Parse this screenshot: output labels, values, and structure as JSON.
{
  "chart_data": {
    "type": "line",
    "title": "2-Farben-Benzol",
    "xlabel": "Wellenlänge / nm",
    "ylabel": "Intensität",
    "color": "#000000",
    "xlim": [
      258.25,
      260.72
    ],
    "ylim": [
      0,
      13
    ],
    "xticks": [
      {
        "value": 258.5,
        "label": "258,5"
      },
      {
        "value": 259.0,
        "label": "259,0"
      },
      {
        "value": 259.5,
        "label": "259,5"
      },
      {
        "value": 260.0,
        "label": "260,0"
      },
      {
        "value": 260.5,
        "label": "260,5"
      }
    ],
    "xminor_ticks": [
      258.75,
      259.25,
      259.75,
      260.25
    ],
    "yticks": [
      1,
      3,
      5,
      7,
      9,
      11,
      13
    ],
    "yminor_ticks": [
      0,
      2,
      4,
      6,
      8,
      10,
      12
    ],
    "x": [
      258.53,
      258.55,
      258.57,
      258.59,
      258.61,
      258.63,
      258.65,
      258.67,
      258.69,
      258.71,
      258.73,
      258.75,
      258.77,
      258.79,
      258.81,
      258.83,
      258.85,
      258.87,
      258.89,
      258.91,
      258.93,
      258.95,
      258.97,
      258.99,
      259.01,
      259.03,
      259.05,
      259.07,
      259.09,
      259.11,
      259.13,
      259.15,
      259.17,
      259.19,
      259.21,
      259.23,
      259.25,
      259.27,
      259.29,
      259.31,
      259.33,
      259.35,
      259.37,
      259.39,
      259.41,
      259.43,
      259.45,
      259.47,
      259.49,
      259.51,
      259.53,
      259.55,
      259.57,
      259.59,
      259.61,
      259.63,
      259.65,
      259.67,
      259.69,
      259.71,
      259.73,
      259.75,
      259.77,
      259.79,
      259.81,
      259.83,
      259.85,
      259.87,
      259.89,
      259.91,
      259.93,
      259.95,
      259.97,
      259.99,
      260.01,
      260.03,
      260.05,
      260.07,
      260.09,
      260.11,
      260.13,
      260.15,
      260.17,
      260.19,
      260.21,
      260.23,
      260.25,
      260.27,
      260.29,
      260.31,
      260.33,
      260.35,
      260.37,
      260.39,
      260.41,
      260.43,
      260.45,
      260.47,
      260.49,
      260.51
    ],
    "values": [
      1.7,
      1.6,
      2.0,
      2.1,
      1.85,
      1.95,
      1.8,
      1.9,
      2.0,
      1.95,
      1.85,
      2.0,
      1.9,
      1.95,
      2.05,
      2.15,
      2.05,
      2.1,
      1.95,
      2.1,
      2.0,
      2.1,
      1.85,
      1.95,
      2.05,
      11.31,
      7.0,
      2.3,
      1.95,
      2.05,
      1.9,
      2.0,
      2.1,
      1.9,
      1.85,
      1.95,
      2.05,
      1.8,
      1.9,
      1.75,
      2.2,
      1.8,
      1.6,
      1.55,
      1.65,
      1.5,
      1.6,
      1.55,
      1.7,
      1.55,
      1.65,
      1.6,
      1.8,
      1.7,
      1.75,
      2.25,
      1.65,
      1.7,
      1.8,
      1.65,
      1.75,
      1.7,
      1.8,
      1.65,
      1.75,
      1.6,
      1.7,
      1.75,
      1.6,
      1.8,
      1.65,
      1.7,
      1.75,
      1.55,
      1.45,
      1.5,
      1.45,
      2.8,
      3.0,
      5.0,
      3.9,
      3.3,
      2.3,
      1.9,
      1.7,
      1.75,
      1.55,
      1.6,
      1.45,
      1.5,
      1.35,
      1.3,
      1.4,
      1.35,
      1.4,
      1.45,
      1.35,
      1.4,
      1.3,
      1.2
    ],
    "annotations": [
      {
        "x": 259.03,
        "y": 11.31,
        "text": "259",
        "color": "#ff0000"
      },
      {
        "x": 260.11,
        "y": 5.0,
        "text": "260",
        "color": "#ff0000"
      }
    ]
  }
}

**GOAL OF THE EXERCISE:** Quote the listing in full, please, keeping every line exact.

**WRITTEN REPLY:**
Parse this screenshot: output labels, values, and structure as JSON.
{
  "chart_data": {
    "type": "line",
    "title": "2-Farben-Benzol",
    "xlabel": "Wellenlänge / nm",
    "ylabel": "Intensität",
    "color": "#000000",
    "xlim": [
      258.25,
      260.72
    ],
    "ylim": [
      0,
      13
    ],
    "xticks": [
      {
        "value": 258.5,
        "label": "258,5"
      },
      {
        "value": 259.0,
        "label": "259,0"
      },
      {
        "value": 259.5,
        "label": "259,5"
      },
      {
        "value": 260.0,
        "label": "260,0"
      },
      {
        "value": 260.5,
        "label": "260,5"
      }
    ],
    "xminor_ticks": [
      258.75,
      259.25,
      259.75,
      260.25
    ],
    "yticks": [
      1,
      3,
      5,
      7,
      9,
      11,
      13
    ],
    "yminor_ticks": [
      0,
      2,
      4,
      6,
      8,
      10,
      12
    ],
    "x": [
      258.53,
      258.55,
      258.57,
      258.59,
      258.61,
      258.63,
      258.65,
      258.67,
      258.69,
      258.71,
      258.73,
      258.75,
      258.77,
      258.79,
      258.81,
      258.83,
      258.85,
      258.87,
      258.89,
      258.91,
      258.93,
      258.95,
      258.97,
      258.99,
      259.01,
      259.03,
      259.05,
      259.07,
      259.09,
      259.11,
      259.13,
      259.15,
      259.17,
      259.19,
      259.21,
      259.23,
      259.25,
      259.27,
      259.29,
      259.31,
      259.33,
      259.35,
      259.37,
      259.39,
      259.41,
      259.43,
      259.45,
      259.47,
      259.49,
      259.51,
      259.53,
      259.55,
      259.57,
      259.59,
      259.61,
      259.63,
      259.65,
      259.67,
      259.69,
      259.71,
      259.73,
      259.75,
      259.77,
      259.79,
      259.81,
      259.83,
      259.85,
      259.87,
      259.89,
      259.91,
      259.93,
      259.95,
      259.97,
      259.99,
      260.01,
      260.03,
      260.05,
      260.07,
      260.09,
      260.11,
      260.13,
      260.15,
      260.17,
      260.19,
      260.21,
      260.23,
      260.25,
      260.27,
      260.29,
      260.31,
      260.33,
      260.35,
      260.37,
      260.39,
      260.41,
      260.43,
      260.45,
      260.47,
      260.49,
      260.51
    ],
    "values": [
      1.7,
      1.6,
      2.0,
      2.1,
      1.85,
      1.95,
      1.8,
      1.9,
      2.0,
      1.95,
      1.85,
      2.0,
      1.9,
      1.95,
      2.05,
      2.15,
      2.05,
      2.1,
      1.95,
      2.1,
      2.0,
      2.1,
      1.85,
      1.95,
      2.05,
      11.31,
      7.0,
      2.3,
      1.95,
      2.05,
      1.9,
      2.0,
      2.1,
      1.9,
      1.85,
      1.95,
      2.05,
      1.8,
      1.9,
      1.75,
      2.2,
      1.8,
      1.6,
      1.55,
      1.65,
      1.5,
      1.6,
      1.55,
      1.7,
      1.55,
      1.65,
      1.6,
      1.8,
      1.7,
      1.75,
      2.25,
      1.65,
      1.7,
      1.8,
      1.65,
      1.75,
      1.7,
      1.8,
      1.65,
      1.75,
      1.6,
      1.7,
      1.75,
      1.6,
      1.8,
      1.65,
      1.7,
      1.75,
      1.55,
      1.45,
      1.5,
      1.45,
      2.8,
      3.0,
      5.0,
      3.9,
      3.3,
      2.3,
      1.9,
      1.7,
      1.75,
      1.55,
      1.6,
      1.45,
      1.5,
      1.35,
      1.3,
      1.4,
      1.35,
      1.4,
      1.45,
      1.35,
      1.4,
      1.3,
      1.2
    ],
    "annotations": [
      {
        "x": 259.03,
        "y": 11.31,
        "text": "259",
        "color": "#ff0000"
      },
      {
        "x": 260.11,
        "y": 5.0,
        "text": "260",
        "color": "#ff0000"
      }
    ]
  }
}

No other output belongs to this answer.